## WRITTEN REQUEST
Copy out each line that includes the word "name".

## EXERCISE INPUTS

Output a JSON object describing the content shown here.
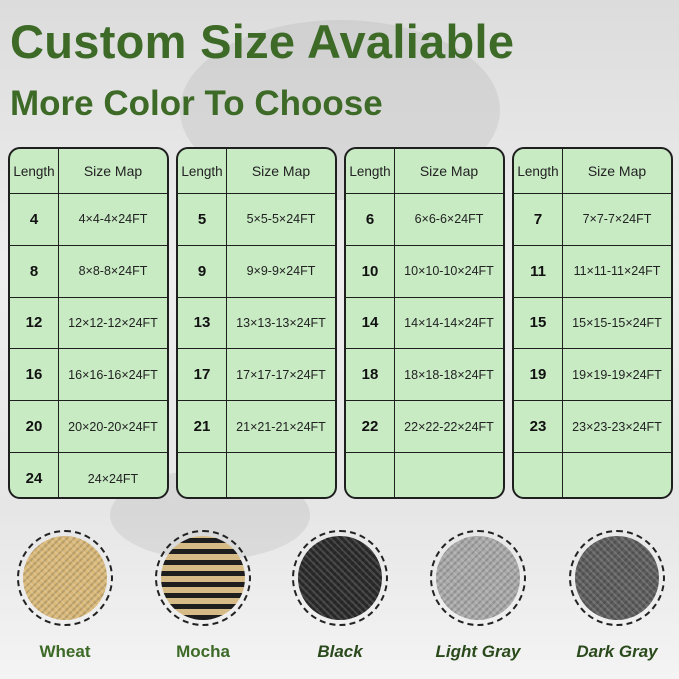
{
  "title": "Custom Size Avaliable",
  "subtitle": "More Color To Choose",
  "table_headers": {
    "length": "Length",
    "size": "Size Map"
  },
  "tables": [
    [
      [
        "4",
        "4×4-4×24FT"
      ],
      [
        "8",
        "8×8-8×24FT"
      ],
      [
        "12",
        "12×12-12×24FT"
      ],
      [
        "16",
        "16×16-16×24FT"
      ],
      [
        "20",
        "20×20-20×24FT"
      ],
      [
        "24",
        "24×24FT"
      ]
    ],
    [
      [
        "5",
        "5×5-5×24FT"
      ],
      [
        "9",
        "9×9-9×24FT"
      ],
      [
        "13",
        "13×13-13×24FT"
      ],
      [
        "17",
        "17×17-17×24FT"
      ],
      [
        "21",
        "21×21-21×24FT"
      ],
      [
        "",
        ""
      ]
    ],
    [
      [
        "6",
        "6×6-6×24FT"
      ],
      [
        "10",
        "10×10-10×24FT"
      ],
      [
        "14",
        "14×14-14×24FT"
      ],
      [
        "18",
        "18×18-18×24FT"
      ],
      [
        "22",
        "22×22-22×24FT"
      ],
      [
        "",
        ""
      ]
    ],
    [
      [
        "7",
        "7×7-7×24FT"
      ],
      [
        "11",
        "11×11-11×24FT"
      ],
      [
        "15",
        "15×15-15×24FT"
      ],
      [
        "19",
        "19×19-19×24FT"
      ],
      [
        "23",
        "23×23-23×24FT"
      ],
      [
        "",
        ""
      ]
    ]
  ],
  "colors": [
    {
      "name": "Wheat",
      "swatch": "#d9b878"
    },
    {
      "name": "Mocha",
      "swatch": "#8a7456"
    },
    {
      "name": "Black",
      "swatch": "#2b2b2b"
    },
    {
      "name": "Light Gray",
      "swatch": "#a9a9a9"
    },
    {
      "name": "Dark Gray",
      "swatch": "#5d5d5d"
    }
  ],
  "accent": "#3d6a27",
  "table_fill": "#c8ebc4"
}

==

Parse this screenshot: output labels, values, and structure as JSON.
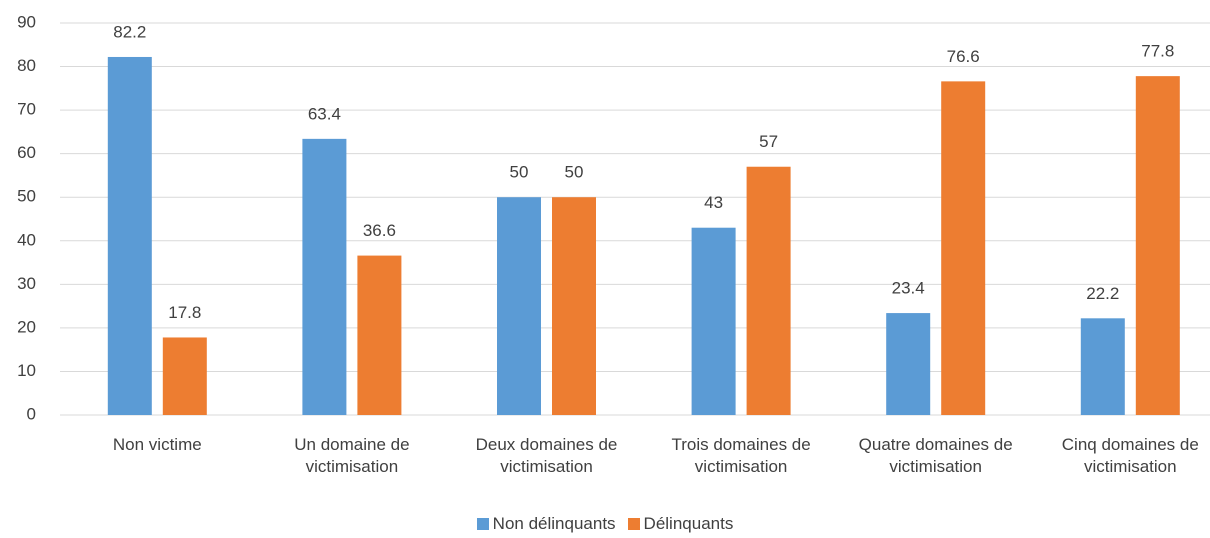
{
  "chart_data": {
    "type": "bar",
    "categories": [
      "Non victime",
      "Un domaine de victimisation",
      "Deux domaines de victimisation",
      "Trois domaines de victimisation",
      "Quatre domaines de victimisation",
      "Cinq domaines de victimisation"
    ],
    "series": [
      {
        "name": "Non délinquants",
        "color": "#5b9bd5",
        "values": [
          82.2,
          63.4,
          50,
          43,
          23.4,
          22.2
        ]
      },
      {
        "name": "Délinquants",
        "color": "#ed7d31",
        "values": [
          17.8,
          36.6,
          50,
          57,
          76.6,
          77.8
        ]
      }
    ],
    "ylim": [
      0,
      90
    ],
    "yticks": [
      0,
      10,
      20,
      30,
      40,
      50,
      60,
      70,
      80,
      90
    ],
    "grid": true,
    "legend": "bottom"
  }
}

==

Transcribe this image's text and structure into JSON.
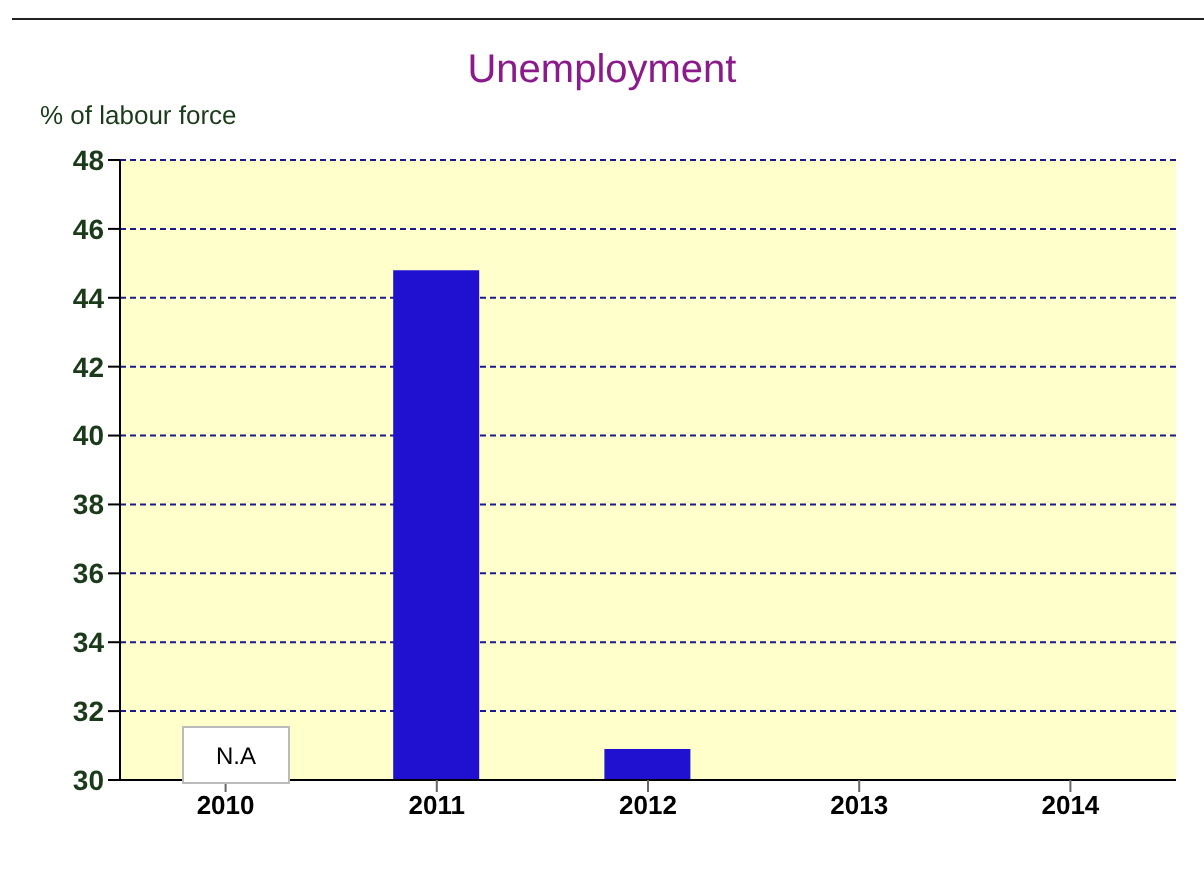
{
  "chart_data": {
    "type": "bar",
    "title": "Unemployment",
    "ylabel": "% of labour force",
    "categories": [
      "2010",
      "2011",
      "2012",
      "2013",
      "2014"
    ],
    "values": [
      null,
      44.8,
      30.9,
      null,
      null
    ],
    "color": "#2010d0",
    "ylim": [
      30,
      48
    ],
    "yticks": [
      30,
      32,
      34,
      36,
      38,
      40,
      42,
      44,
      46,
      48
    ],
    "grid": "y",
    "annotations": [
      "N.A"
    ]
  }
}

## SOLUTION FOR THIS PROBLEM
      "name": "Wheat",
      "name": "Mocha",
      "name": "Black",
      "name": "Light Gray",
      "name": "Dark Gray",
        "name": "Non délinquants",
        "name": "Délinquants",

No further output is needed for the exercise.